45. Es gibt – soweit ersichtlich – bislang keine Vorrichtungen an Flugzeugen selbst, die Vögel vergrämen oder Schäden durch Vogelschlag verhindern könnten.

46. Zwar kann im Einzelfall ein Vogelschlag durch Vogelvergrämungsmaßnahmen am Boden verhindert werden, jedoch bieten diese Vogelvergrämungsmaßnahmen am Boden auch keinen umfassenden Schutz. Jedoch ist diesbezüglich auch maßgeblich zu berücksichtigen, wie das Amtsgericht zutreffend ausgeführt hat, dass diese Vogelvergrämungsmaßnahmen am Boden nicht durch das jeweilige Luftfahrtunternehmen durchgeführt werden, sondern vielmehr durch den jeweiligen Betreiber des Flughafens. Insoweit liegen die Vogelvergrämungsmaßnahmen am Boden außerhalb des Einflussbereichs des Luftfahrtunternehmens. Insoweit muss sich ein Luftfahrtunternehmen auch nicht für vermeintlich unterlassene oder nicht ausreichend effektive Verhaltensweisen von Flughafenbetreibern verantwortlich machen lassen, wie das Amtsgericht zu Recht ausgeführt hat. Es kann einem Luftfahrtunternehmen auch nicht zugemutet werden, selbst für Vogelvergrämungsmaßnahmen am Boden zu sorgen für alle Flughäfen, die von ihm angeflogen werden.

---*---

■ DURCHZUFÜHRENDE AUFGABEN ■
(1) Stimmen die folgenden Aussagen mit dem Seitenauszug zum Vogelschlag überein? Geben Sie jeweils Ja oder Nein an und zitieren Sie die entscheidenden Worte wörtlich. (a) An Flugzeugen selbst gibt es bereits Vorrichtungen, die Schäden durch Vogelschlag verhindern. (b) Die Vogelvergrämungsmaßnahmen am Boden führt der Betreiber des Flughafens durch. (c) Vogelvergrämungsmaßnahmen am Boden bieten umfassenden Schutz.
(2) Erläutern Sie anhand des Seitenauszugs zum Vogelschlag, warum ein Luftfahrtunternehmen nicht für unterlassene oder unzureichende Vogelvergrämung am Boden verantwortlich gemacht werden muss.
(3) Welches Gericht hat laut dem Seitenauszug zum Vogelschlag zutreffend ausgeführt, dass die Vogelvergrämung am Boden Sache des Flughafenbetreibers ist?

---*---

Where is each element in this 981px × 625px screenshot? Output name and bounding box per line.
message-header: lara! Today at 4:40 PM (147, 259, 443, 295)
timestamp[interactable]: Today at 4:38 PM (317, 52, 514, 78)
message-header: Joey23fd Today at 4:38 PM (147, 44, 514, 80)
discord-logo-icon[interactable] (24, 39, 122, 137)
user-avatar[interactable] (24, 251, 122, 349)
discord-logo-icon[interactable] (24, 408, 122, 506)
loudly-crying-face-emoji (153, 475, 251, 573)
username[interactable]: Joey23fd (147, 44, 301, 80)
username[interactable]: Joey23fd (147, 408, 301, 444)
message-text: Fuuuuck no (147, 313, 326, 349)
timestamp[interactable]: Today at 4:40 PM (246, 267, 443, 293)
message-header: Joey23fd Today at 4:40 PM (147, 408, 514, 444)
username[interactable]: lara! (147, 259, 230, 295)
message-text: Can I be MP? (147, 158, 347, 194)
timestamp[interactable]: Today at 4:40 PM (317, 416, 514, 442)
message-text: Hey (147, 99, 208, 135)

---*---

■ ERGEBNISSE ■
(1)
(a) Nein: „bislang keine Vorrichtungen an Flugzeugen selbst, die Vögel vergrämen oder Schäden durch Vogelschlag verhindern könnten“
(b) Ja: „nicht durch das jeweilige Luftfahrtunternehmen durchgeführt werden, sondern vielmehr durch den jeweiligen Betreiber des Flughafens“
(c) Nein: „bieten diese Vogelvergrämungsmaßnahmen am Boden auch keinen umfassenden Schutz“

(2) Die Vogelvergrämungsmaßnahmen am Boden werden nicht vom Luftfahrtunternehmen durchgeführt, sondern vom jeweiligen Flughafenbetreiber. Sie liegen daher außerhalb des Einflussbereichs des Luftfahrtunternehmens.

(3) Das Amtsgericht.